— begin TASK INPUTS —
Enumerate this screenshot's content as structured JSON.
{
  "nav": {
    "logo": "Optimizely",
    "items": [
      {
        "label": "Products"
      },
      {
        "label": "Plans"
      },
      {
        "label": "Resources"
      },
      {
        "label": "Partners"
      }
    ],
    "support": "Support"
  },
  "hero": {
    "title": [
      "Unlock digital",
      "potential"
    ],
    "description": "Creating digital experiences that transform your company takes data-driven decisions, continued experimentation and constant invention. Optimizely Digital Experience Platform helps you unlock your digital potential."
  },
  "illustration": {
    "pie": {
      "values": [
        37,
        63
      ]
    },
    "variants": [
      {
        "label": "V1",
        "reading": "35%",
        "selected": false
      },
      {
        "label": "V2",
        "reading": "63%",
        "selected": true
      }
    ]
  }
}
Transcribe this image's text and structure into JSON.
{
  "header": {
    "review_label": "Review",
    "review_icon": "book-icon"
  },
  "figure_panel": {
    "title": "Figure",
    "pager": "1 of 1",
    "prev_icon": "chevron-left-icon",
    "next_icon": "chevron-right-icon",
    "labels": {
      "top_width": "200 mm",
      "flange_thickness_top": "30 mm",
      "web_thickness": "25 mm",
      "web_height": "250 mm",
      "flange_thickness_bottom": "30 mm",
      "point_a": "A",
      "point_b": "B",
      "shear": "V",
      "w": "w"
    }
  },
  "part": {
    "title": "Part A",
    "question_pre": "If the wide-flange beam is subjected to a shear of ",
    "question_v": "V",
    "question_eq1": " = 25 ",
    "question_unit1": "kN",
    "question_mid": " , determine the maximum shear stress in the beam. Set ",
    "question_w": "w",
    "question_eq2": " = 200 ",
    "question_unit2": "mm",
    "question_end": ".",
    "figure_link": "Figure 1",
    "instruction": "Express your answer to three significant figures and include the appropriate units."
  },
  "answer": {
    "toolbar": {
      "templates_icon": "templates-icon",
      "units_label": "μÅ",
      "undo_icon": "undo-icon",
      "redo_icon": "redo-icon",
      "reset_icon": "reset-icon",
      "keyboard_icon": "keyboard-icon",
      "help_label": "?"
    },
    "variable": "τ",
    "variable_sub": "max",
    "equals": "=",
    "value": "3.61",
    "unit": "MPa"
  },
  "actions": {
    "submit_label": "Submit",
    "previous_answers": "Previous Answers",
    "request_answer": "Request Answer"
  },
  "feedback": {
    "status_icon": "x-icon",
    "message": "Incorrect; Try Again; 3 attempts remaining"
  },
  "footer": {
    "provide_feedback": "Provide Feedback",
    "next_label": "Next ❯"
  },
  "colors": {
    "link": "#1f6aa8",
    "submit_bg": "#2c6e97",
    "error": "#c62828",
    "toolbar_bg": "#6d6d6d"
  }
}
— end TASK INPUTS —
PROBLEM DETAILS = Reproduce all of the material above word for word.

FULL RESPONSE =
Enumerate this screenshot's content as structured JSON.
{
  "nav": {
    "logo": "Optimizely",
    "items": [
      {
        "label": "Products"
      },
      {
        "label": "Plans"
      },
      {
        "label": "Resources"
      },
      {
        "label": "Partners"
      }
    ],
    "support": "Support"
  },
  "hero": {
    "title": [
      "Unlock digital",
      "potential"
    ],
    "description": "Creating digital experiences that transform your company takes data-driven decisions, continued experimentation and constant invention. Optimizely Digital Experience Platform helps you unlock your digital potential."
  },
  "illustration": {
    "pie": {
      "values": [
        37,
        63
      ]
    },
    "variants": [
      {
        "label": "V1",
        "reading": "35%",
        "selected": false
      },
      {
        "label": "V2",
        "reading": "63%",
        "selected": true
      }
    ]
  }
}
Transcribe this image's text and structure into JSON.
{
  "header": {
    "review_label": "Review",
    "review_icon": "book-icon"
  },
  "figure_panel": {
    "title": "Figure",
    "pager": "1 of 1",
    "prev_icon": "chevron-left-icon",
    "next_icon": "chevron-right-icon",
    "labels": {
      "top_width": "200 mm",
      "flange_thickness_top": "30 mm",
      "web_thickness": "25 mm",
      "web_height": "250 mm",
      "flange_thickness_bottom": "30 mm",
      "point_a": "A",
      "point_b": "B",
      "shear": "V",
      "w": "w"
    }
  },
  "part": {
    "title": "Part A",
    "question_pre": "If the wide-flange beam is subjected to a shear of ",
    "question_v": "V",
    "question_eq1": " = 25 ",
    "question_unit1": "kN",
    "question_mid": " , determine the maximum shear stress in the beam. Set ",
    "question_w": "w",
    "question_eq2": " = 200 ",
    "question_unit2": "mm",
    "question_end": ".",
    "figure_link": "Figure 1",
    "instruction": "Express your answer to three significant figures and include the appropriate units."
  },
  "answer": {
    "toolbar": {
      "templates_icon": "templates-icon",
      "units_label": "μÅ",
      "undo_icon": "undo-icon",
      "redo_icon": "redo-icon",
      "reset_icon": "reset-icon",
      "keyboard_icon": "keyboard-icon",
      "help_label": "?"
    },
    "variable": "τ",
    "variable_sub": "max",
    "equals": "=",
    "value": "3.61",
    "unit": "MPa"
  },
  "actions": {
    "submit_label": "Submit",
    "previous_answers": "Previous Answers",
    "request_answer": "Request Answer"
  },
  "feedback": {
    "status_icon": "x-icon",
    "message": "Incorrect; Try Again; 3 attempts remaining"
  },
  "footer": {
    "provide_feedback": "Provide Feedback",
    "next_label": "Next ❯"
  },
  "colors": {
    "link": "#1f6aa8",
    "submit_bg": "#2c6e97",
    "error": "#c62828",
    "toolbar_bg": "#6d6d6d"
  }
}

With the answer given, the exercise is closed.